## To be done
In the data, extract each line that holds the string "Schwär".
◇ ◇ ◇ ◇ ◇
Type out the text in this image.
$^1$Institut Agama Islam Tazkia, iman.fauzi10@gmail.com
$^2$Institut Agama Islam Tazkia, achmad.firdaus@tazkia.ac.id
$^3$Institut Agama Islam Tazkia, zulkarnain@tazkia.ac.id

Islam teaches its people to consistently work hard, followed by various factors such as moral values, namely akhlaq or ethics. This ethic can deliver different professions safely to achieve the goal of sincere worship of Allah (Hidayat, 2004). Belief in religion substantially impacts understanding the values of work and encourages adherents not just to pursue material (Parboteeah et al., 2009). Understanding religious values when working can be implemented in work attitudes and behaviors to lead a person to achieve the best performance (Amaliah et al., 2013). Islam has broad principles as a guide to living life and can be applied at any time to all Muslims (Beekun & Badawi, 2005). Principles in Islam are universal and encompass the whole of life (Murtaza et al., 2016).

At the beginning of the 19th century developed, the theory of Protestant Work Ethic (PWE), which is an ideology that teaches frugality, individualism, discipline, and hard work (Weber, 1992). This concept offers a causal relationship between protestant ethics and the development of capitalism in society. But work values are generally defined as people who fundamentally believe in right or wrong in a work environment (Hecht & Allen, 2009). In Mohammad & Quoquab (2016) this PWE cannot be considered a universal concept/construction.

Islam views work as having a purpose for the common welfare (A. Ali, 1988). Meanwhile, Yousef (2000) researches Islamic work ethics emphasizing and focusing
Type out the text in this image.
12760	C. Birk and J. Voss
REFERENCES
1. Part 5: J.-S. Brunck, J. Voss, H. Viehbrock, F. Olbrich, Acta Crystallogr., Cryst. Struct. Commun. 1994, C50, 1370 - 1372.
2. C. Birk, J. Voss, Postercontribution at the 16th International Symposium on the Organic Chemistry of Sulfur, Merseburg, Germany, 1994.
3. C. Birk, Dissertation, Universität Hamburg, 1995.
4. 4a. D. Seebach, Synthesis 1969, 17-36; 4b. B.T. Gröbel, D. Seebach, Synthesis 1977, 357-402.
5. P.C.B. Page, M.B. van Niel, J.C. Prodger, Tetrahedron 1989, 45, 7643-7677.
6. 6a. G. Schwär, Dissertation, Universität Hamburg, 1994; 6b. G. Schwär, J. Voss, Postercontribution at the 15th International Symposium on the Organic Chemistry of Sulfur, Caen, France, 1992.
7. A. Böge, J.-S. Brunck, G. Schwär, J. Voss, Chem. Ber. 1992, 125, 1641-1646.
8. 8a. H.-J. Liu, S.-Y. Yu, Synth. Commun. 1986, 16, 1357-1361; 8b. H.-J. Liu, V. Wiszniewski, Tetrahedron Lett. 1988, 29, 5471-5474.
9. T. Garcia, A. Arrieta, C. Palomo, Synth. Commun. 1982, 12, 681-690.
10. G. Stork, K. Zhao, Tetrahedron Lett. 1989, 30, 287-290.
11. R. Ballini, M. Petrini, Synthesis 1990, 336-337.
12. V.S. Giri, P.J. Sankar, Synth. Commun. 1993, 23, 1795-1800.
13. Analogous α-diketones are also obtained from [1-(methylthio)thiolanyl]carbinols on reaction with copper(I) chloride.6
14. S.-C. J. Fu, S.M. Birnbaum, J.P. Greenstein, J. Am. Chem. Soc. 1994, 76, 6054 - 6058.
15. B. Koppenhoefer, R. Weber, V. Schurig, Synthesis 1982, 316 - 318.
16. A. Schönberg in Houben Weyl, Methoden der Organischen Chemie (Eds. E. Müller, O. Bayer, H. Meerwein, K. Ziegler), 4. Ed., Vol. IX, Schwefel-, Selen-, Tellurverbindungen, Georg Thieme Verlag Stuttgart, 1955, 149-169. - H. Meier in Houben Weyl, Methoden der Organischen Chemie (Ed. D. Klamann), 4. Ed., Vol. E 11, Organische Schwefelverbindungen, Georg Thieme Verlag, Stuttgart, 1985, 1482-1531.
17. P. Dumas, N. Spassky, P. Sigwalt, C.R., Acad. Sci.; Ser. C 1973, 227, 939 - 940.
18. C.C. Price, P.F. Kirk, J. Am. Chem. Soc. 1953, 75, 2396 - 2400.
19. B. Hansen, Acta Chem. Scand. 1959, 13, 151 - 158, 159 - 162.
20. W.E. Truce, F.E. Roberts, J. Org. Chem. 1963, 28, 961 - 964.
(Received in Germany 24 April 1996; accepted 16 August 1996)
◇ ◇ ◇ ◇ ◇
## Result of the exercise
6. 6a. G. Schwär, Dissertation, Universität Hamburg, 1994; 6b. G. Schwär, J. Voss, Postercontribution at the 15th International Symposium on the Organic Chemistry of Sulfur, Caen, France, 1992.
7. A. Böge, J.-S. Brunck, G. Schwär, J. Voss, Chem. Ber. 1992, 125, 1641-1646.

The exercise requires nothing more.